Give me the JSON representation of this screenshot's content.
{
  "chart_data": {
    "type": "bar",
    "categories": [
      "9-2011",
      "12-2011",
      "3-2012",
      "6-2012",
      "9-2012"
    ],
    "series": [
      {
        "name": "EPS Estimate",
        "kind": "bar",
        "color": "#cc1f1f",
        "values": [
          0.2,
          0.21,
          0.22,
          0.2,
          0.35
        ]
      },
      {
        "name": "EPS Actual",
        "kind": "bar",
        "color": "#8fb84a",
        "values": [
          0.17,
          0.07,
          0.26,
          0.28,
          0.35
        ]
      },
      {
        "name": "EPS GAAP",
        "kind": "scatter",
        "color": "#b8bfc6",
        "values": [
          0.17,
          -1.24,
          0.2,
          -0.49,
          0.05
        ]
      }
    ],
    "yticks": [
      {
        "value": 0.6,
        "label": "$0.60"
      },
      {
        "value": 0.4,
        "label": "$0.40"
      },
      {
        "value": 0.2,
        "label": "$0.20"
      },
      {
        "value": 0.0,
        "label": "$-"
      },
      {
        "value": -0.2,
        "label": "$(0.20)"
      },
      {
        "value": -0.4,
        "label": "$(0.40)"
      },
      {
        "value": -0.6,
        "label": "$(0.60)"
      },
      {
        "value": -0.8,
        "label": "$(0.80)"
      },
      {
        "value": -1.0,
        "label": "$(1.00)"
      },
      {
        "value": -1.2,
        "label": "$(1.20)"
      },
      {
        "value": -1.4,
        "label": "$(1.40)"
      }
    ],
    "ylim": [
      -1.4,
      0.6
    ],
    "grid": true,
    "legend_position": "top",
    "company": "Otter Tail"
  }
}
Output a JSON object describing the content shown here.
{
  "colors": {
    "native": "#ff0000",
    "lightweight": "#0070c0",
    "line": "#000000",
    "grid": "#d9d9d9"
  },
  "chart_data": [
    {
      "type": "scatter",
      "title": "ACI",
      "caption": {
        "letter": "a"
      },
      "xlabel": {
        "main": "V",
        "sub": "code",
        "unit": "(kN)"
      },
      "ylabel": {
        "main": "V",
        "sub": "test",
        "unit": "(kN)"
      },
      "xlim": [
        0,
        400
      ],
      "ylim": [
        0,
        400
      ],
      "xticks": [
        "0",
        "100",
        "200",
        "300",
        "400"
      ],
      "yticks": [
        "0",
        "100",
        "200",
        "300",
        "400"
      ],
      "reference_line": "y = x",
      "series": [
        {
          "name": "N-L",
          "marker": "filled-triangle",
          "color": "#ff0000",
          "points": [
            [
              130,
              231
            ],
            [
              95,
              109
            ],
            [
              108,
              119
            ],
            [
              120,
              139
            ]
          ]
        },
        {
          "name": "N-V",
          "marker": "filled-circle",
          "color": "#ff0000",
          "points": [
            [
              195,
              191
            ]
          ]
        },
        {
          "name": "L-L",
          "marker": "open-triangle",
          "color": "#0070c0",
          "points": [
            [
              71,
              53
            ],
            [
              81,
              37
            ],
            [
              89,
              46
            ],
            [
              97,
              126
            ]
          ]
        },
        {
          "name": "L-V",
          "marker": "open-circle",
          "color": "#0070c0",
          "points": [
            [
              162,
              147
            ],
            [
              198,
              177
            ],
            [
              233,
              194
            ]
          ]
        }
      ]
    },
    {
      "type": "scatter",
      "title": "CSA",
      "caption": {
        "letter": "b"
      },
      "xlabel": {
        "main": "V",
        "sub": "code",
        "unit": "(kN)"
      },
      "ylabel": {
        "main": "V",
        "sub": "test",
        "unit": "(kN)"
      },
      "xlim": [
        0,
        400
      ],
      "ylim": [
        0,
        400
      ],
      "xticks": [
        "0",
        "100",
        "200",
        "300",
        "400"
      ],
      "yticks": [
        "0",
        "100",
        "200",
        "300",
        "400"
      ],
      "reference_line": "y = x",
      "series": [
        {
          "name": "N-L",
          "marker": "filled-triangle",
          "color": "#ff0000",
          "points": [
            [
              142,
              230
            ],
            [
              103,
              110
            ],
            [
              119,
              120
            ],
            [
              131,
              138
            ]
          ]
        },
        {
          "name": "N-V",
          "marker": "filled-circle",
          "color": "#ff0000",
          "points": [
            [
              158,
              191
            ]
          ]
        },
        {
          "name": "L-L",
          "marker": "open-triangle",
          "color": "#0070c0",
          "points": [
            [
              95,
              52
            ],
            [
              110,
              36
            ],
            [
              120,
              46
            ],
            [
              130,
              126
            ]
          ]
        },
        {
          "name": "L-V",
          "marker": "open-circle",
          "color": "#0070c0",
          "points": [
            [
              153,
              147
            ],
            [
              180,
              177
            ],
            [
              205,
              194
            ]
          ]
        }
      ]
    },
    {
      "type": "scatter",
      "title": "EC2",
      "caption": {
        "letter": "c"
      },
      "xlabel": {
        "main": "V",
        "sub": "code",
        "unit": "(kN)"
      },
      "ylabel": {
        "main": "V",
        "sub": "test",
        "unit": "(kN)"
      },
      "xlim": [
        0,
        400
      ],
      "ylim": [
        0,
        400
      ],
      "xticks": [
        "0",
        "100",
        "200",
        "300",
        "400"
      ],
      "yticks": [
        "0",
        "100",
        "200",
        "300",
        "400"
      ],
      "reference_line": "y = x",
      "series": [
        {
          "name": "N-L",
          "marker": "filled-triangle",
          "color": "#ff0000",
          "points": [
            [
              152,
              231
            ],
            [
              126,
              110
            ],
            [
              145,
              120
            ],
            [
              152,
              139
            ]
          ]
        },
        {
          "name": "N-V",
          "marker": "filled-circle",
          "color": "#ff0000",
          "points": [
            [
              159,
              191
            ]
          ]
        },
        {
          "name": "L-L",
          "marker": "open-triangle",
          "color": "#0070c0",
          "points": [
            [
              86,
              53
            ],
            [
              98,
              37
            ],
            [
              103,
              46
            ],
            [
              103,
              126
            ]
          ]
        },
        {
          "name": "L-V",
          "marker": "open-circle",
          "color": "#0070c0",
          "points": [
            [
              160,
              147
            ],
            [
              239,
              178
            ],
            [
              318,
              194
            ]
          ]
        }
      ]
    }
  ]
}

## What is expected
Make an exact copy of every entry.

## Full output
Give me the JSON representation of this screenshot's content.
{
  "chart_data": {
    "type": "bar",
    "categories": [
      "9-2011",
      "12-2011",
      "3-2012",
      "6-2012",
      "9-2012"
    ],
    "series": [
      {
        "name": "EPS Estimate",
        "kind": "bar",
        "color": "#cc1f1f",
        "values": [
          0.2,
          0.21,
          0.22,
          0.2,
          0.35
        ]
      },
      {
        "name": "EPS Actual",
        "kind": "bar",
        "color": "#8fb84a",
        "values": [
          0.17,
          0.07,
          0.26,
          0.28,
          0.35
        ]
      },
      {
        "name": "EPS GAAP",
        "kind": "scatter",
        "color": "#b8bfc6",
        "values": [
          0.17,
          -1.24,
          0.2,
          -0.49,
          0.05
        ]
      }
    ],
    "yticks": [
      {
        "value": 0.6,
        "label": "$0.60"
      },
      {
        "value": 0.4,
        "label": "$0.40"
      },
      {
        "value": 0.2,
        "label": "$0.20"
      },
      {
        "value": 0.0,
        "label": "$-"
      },
      {
        "value": -0.2,
        "label": "$(0.20)"
      },
      {
        "value": -0.4,
        "label": "$(0.40)"
      },
      {
        "value": -0.6,
        "label": "$(0.60)"
      },
      {
        "value": -0.8,
        "label": "$(0.80)"
      },
      {
        "value": -1.0,
        "label": "$(1.00)"
      },
      {
        "value": -1.2,
        "label": "$(1.20)"
      },
      {
        "value": -1.4,
        "label": "$(1.40)"
      }
    ],
    "ylim": [
      -1.4,
      0.6
    ],
    "grid": true,
    "legend_position": "top",
    "company": "Otter Tail"
  }
}
Output a JSON object describing the content shown here.
{
  "colors": {
    "native": "#ff0000",
    "lightweight": "#0070c0",
    "line": "#000000",
    "grid": "#d9d9d9"
  },
  "chart_data": [
    {
      "type": "scatter",
      "title": "ACI",
      "caption": {
        "letter": "a"
      },
      "xlabel": {
        "main": "V",
        "sub": "code",
        "unit": "(kN)"
      },
      "ylabel": {
        "main": "V",
        "sub": "test",
        "unit": "(kN)"
      },
      "xlim": [
        0,
        400
      ],
      "ylim": [
        0,
        400
      ],
      "xticks": [
        "0",
        "100",
        "200",
        "300",
        "400"
      ],
      "yticks": [
        "0",
        "100",
        "200",
        "300",
        "400"
      ],
      "reference_line": "y = x",
      "series": [
        {
          "name": "N-L",
          "marker": "filled-triangle",
          "color": "#ff0000",
          "points": [
            [
              130,
              231
            ],
            [
              95,
              109
            ],
            [
              108,
              119
            ],
            [
              120,
              139
            ]
          ]
        },
        {
          "name": "N-V",
          "marker": "filled-circle",
          "color": "#ff0000",
          "points": [
            [
              195,
              191
            ]
          ]
        },
        {
          "name": "L-L",
          "marker": "open-triangle",
          "color": "#0070c0",
          "points": [
            [
              71,
              53
            ],
            [
              81,
              37
            ],
            [
              89,
              46
            ],
            [
              97,
              126
            ]
          ]
        },
        {
          "name": "L-V",
          "marker": "open-circle",
          "color": "#0070c0",
          "points": [
            [
              162,
              147
            ],
            [
              198,
              177
            ],
            [
              233,
              194
            ]
          ]
        }
      ]
    },
    {
      "type": "scatter",
      "title": "CSA",
      "caption": {
        "letter": "b"
      },
      "xlabel": {
        "main": "V",
        "sub": "code",
        "unit": "(kN)"
      },
      "ylabel": {
        "main": "V",
        "sub": "test",
        "unit": "(kN)"
      },
      "xlim": [
        0,
        400
      ],
      "ylim": [
        0,
        400
      ],
      "xticks": [
        "0",
        "100",
        "200",
        "300",
        "400"
      ],
      "yticks": [
        "0",
        "100",
        "200",
        "300",
        "400"
      ],
      "reference_line": "y = x",
      "series": [
        {
          "name": "N-L",
          "marker": "filled-triangle",
          "color": "#ff0000",
          "points": [
            [
              142,
              230
            ],
            [
              103,
              110
            ],
            [
              119,
              120
            ],
            [
              131,
              138
            ]
          ]
        },
        {
          "name": "N-V",
          "marker": "filled-circle",
          "color": "#ff0000",
          "points": [
            [
              158,
              191
            ]
          ]
        },
        {
          "name": "L-L",
          "marker": "open-triangle",
          "color": "#0070c0",
          "points": [
            [
              95,
              52
            ],
            [
              110,
              36
            ],
            [
              120,
              46
            ],
            [
              130,
              126
            ]
          ]
        },
        {
          "name": "L-V",
          "marker": "open-circle",
          "color": "#0070c0",
          "points": [
            [
              153,
              147
            ],
            [
              180,
              177
            ],
            [
              205,
              194
            ]
          ]
        }
      ]
    },
    {
      "type": "scatter",
      "title": "EC2",
      "caption": {
        "letter": "c"
      },
      "xlabel": {
        "main": "V",
        "sub": "code",
        "unit": "(kN)"
      },
      "ylabel": {
        "main": "V",
        "sub": "test",
        "unit": "(kN)"
      },
      "xlim": [
        0,
        400
      ],
      "ylim": [
        0,
        400
      ],
      "xticks": [
        "0",
        "100",
        "200",
        "300",
        "400"
      ],
      "yticks": [
        "0",
        "100",
        "200",
        "300",
        "400"
      ],
      "reference_line": "y = x",
      "series": [
        {
          "name": "N-L",
          "marker": "filled-triangle",
          "color": "#ff0000",
          "points": [
            [
              152,
              231
            ],
            [
              126,
              110
            ],
            [
              145,
              120
            ],
            [
              152,
              139
            ]
          ]
        },
        {
          "name": "N-V",
          "marker": "filled-circle",
          "color": "#ff0000",
          "points": [
            [
              159,
              191
            ]
          ]
        },
        {
          "name": "L-L",
          "marker": "open-triangle",
          "color": "#0070c0",
          "points": [
            [
              86,
              53
            ],
            [
              98,
              37
            ],
            [
              103,
              46
            ],
            [
              103,
              126
            ]
          ]
        },
        {
          "name": "L-V",
          "marker": "open-circle",
          "color": "#0070c0",
          "points": [
            [
              160,
              147
            ],
            [
              239,
              178
            ],
            [
              318,
              194
            ]
          ]
        }
      ]
    }
  ]
}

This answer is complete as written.